**Objective:** Some lines in the records below may hold the word "user"; give the number of those lines and nothing else.

(Dataset records)
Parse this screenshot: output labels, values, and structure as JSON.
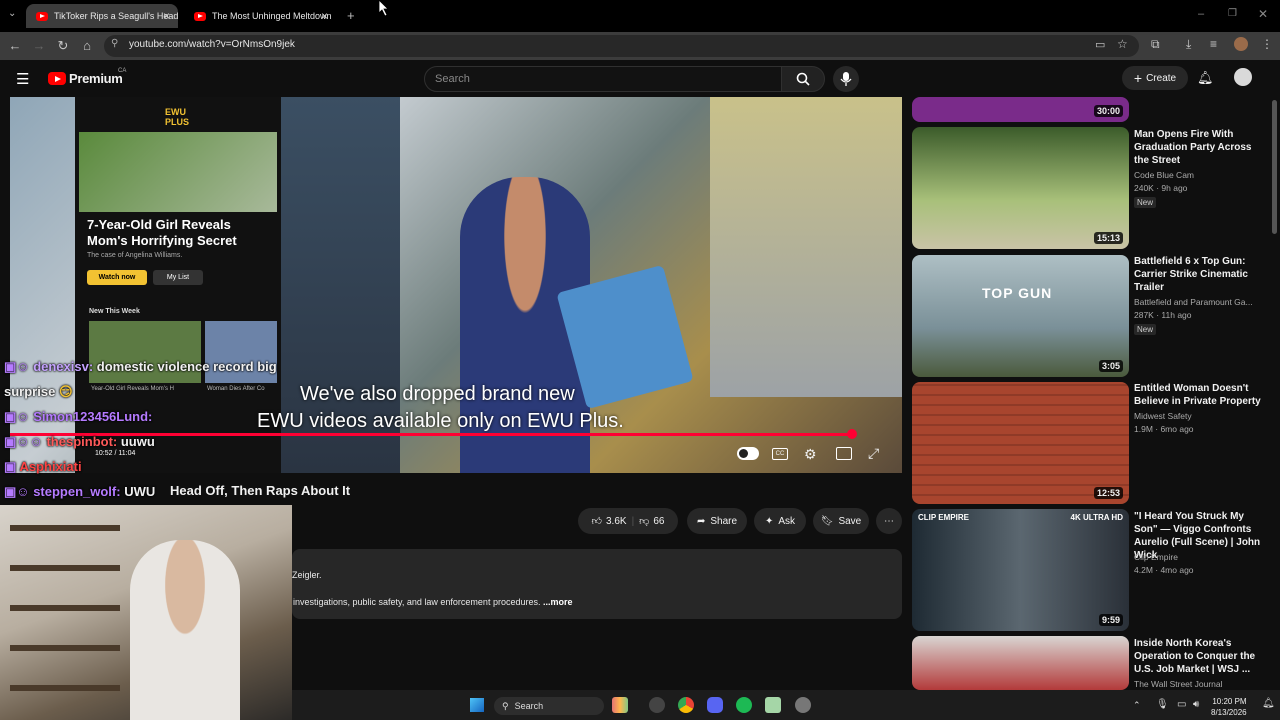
{
  "browser": {
    "tabs": [
      {
        "title": "TikToker Rips a Seagull's Head Of"
      },
      {
        "title": "The Most Unhinged Meltdown"
      }
    ],
    "url": "youtube.com/watch?v=OrNmsOn9jek"
  },
  "youtube": {
    "logo_text": "Premium",
    "region": "CA",
    "search_placeholder": "Search",
    "create_label": "Create"
  },
  "video": {
    "subtitle_line1": "We've also dropped brand new",
    "subtitle_line2": "EWU videos available only on EWU Plus.",
    "progress": 0.97,
    "phone": {
      "brand": "EWU\nPLUS",
      "headline": "7-Year-Old Girl Reveals Mom's Horrifying Secret",
      "subhead": "The case of Angelina Williams.",
      "watch_now": "Watch now",
      "my_list": "My List",
      "new_this_week": "New This Week",
      "thumb_caption_1": "Year-Old Girl Reveals Mom's H",
      "thumb_caption_2": "Woman Dies After Co",
      "time": "10:52 / 11:04"
    }
  },
  "chat": [
    {
      "user": "denexisv:",
      "msg": "domestic violence record big",
      "color": "#c5a3ff"
    },
    {
      "user": "",
      "msg": "surprise",
      "color": "#ffffff"
    },
    {
      "user": "Simon123456Lund:",
      "msg": "",
      "color": "#b57bff"
    },
    {
      "user": "thespinbot:",
      "msg": "uuwu",
      "color": "#ff5a5a"
    },
    {
      "user": "Asphixiati",
      "msg": "",
      "color": "#ff4444"
    },
    {
      "user": "steppen_wolf:",
      "msg": "UWU",
      "color": "#b57bff"
    }
  ],
  "title_partial": "Head Off, Then Raps About It",
  "actions": {
    "likes": "3.6K",
    "dislikes": "66",
    "share": "Share",
    "ask": "Ask",
    "save": "Save"
  },
  "description": {
    "line1": "Zeigler.",
    "line2": "investigations, public safety, and law enforcement procedures.",
    "more": "...more"
  },
  "sidebar": [
    {
      "title": "",
      "channel": "",
      "meta": "",
      "duration": "30:00",
      "badge": "",
      "thumb_color": "#7a2b8a"
    },
    {
      "title": "Man Opens Fire With Graduation Party Across the Street",
      "channel": "Code Blue Cam",
      "meta": "240K · 9h ago",
      "duration": "15:13",
      "badge": "New",
      "thumb_color": "#6a8c4a"
    },
    {
      "title": "Battlefield 6 x Top Gun: Carrier Strike Cinematic Trailer",
      "channel": "Battlefield and Paramount Ga...",
      "meta": "287K · 11h ago",
      "duration": "3:05",
      "badge": "New",
      "thumb_color": "#9fb3b8"
    },
    {
      "title": "Entitled Woman Doesn't Believe in Private Property",
      "channel": "Midwest Safety",
      "meta": "1.9M · 6mo ago",
      "duration": "12:53",
      "badge": "",
      "thumb_color": "#a8452e"
    },
    {
      "title": "\"I Heard You Struck My Son\" — Viggo Confronts Aurelio (Full Scene) | John Wick",
      "channel": "Clip Empire",
      "meta": "4.2M · 4mo ago",
      "duration": "9:59",
      "badge": "",
      "thumb_color": "#3f4b55"
    },
    {
      "title": "Inside North Korea's Operation to Conquer the U.S. Job Market | WSJ ...",
      "channel": "The Wall Street Journal",
      "meta": "",
      "duration": "",
      "badge": "",
      "thumb_color": "#c9c5c2"
    }
  ],
  "taskbar": {
    "search": "Search",
    "time": "10:20 PM",
    "date": "8/13/2026"
  }
}
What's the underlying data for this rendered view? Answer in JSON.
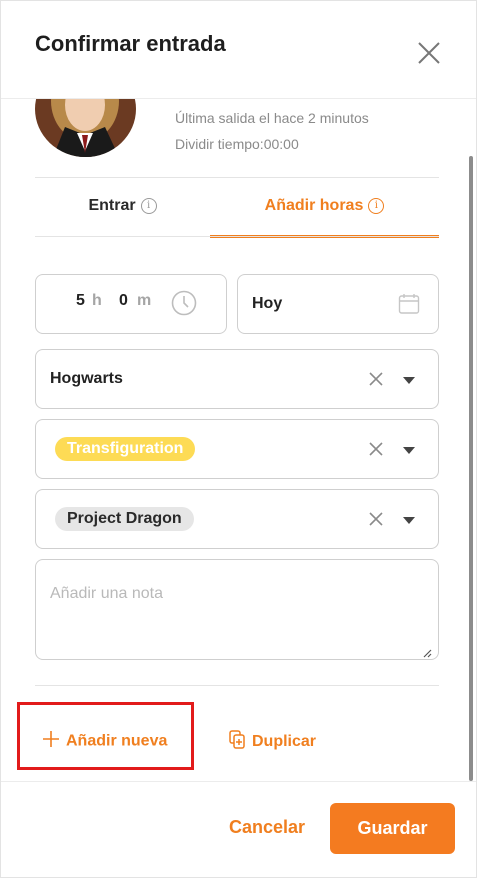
{
  "header": {
    "title": "Confirmar entrada"
  },
  "profile": {
    "last_exit": "Última salida el hace 2 minutos",
    "split_time": "Dividir tiempo:00:00"
  },
  "tabs": [
    {
      "label": "Entrar",
      "active": false
    },
    {
      "label": "Añadir horas",
      "active": true
    }
  ],
  "form": {
    "hours_value": "5",
    "hours_unit": "h",
    "minutes_value": "0",
    "minutes_unit": "m",
    "date_value": "Hoy",
    "client": "Hogwarts",
    "tag": "Transfiguration",
    "project": "Project Dragon",
    "note_placeholder": "Añadir una nota"
  },
  "actions": {
    "add_new": "Añadir nueva",
    "duplicate": "Duplicar"
  },
  "footer": {
    "cancel": "Cancelar",
    "save": "Guardar"
  },
  "colors": {
    "accent": "#f07f1f",
    "save_bg": "#f47b20",
    "tag_yellow": "#fddb55",
    "highlight_red": "#e21b1b"
  },
  "icons": [
    "close-icon",
    "info-icon",
    "clock-icon",
    "calendar-icon",
    "clear-icon",
    "dropdown-caret-icon",
    "plus-icon",
    "duplicate-icon",
    "resize-grip-icon"
  ]
}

**Correct output:** 6